> **Task goal**: Your task is to reproduce the material exactly.

> **Available records**:
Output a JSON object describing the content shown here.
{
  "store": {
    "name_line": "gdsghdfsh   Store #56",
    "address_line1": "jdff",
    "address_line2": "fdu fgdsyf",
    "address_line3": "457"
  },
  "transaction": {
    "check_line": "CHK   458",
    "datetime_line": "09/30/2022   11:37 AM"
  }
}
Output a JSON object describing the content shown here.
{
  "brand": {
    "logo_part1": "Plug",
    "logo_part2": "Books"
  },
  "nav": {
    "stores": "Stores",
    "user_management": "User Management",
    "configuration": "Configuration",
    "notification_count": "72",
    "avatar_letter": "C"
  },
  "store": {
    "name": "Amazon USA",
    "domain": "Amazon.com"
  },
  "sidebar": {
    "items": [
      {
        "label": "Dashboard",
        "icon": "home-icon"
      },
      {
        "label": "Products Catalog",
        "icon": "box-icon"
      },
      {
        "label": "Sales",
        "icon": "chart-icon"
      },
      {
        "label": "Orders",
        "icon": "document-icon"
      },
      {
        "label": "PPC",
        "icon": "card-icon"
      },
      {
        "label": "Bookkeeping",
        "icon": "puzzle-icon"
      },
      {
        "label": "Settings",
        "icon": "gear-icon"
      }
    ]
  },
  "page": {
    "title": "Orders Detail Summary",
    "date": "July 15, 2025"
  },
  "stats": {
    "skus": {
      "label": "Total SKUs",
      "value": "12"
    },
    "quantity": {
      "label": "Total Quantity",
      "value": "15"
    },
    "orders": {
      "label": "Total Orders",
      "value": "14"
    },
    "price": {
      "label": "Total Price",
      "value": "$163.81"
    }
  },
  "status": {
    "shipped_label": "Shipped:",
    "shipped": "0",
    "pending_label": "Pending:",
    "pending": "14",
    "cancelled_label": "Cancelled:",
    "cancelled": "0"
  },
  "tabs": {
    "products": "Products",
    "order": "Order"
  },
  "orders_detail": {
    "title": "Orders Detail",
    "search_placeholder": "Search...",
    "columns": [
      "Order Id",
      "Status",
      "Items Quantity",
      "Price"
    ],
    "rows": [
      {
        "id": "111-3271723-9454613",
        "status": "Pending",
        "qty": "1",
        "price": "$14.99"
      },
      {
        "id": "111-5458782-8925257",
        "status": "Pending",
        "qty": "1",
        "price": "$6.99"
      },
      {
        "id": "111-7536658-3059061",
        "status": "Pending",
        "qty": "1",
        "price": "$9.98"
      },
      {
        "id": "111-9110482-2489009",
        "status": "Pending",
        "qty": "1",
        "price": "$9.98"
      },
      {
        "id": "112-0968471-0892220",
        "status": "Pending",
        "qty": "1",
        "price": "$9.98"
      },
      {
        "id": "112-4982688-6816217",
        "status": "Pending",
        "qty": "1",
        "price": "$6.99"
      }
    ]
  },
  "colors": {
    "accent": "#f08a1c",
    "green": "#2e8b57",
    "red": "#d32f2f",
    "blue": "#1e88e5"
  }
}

> **Correct output**:
Output a JSON object describing the content shown here.
{
  "store": {
    "name_line": "gdsghdfsh   Store #56",
    "address_line1": "jdff",
    "address_line2": "fdu fgdsyf",
    "address_line3": "457"
  },
  "transaction": {
    "check_line": "CHK   458",
    "datetime_line": "09/30/2022   11:37 AM"
  }
}
Output a JSON object describing the content shown here.
{
  "brand": {
    "logo_part1": "Plug",
    "logo_part2": "Books"
  },
  "nav": {
    "stores": "Stores",
    "user_management": "User Management",
    "configuration": "Configuration",
    "notification_count": "72",
    "avatar_letter": "C"
  },
  "store": {
    "name": "Amazon USA",
    "domain": "Amazon.com"
  },
  "sidebar": {
    "items": [
      {
        "label": "Dashboard",
        "icon": "home-icon"
      },
      {
        "label": "Products Catalog",
        "icon": "box-icon"
      },
      {
        "label": "Sales",
        "icon": "chart-icon"
      },
      {
        "label": "Orders",
        "icon": "document-icon"
      },
      {
        "label": "PPC",
        "icon": "card-icon"
      },
      {
        "label": "Bookkeeping",
        "icon": "puzzle-icon"
      },
      {
        "label": "Settings",
        "icon": "gear-icon"
      }
    ]
  },
  "page": {
    "title": "Orders Detail Summary",
    "date": "July 15, 2025"
  },
  "stats": {
    "skus": {
      "label": "Total SKUs",
      "value": "12"
    },
    "quantity": {
      "label": "Total Quantity",
      "value": "15"
    },
    "orders": {
      "label": "Total Orders",
      "value": "14"
    },
    "price": {
      "label": "Total Price",
      "value": "$163.81"
    }
  },
  "status": {
    "shipped_label": "Shipped:",
    "shipped": "0",
    "pending_label": "Pending:",
    "pending": "14",
    "cancelled_label": "Cancelled:",
    "cancelled": "0"
  },
  "tabs": {
    "products": "Products",
    "order": "Order"
  },
  "orders_detail": {
    "title": "Orders Detail",
    "search_placeholder": "Search...",
    "columns": [
      "Order Id",
      "Status",
      "Items Quantity",
      "Price"
    ],
    "rows": [
      {
        "id": "111-3271723-9454613",
        "status": "Pending",
        "qty": "1",
        "price": "$14.99"
      },
      {
        "id": "111-5458782-8925257",
        "status": "Pending",
        "qty": "1",
        "price": "$6.99"
      },
      {
        "id": "111-7536658-3059061",
        "status": "Pending",
        "qty": "1",
        "price": "$9.98"
      },
      {
        "id": "111-9110482-2489009",
        "status": "Pending",
        "qty": "1",
        "price": "$9.98"
      },
      {
        "id": "112-0968471-0892220",
        "status": "Pending",
        "qty": "1",
        "price": "$9.98"
      },
      {
        "id": "112-4982688-6816217",
        "status": "Pending",
        "qty": "1",
        "price": "$6.99"
      }
    ]
  },
  "colors": {
    "accent": "#f08a1c",
    "green": "#2e8b57",
    "red": "#d32f2f",
    "blue": "#1e88e5"
  }
}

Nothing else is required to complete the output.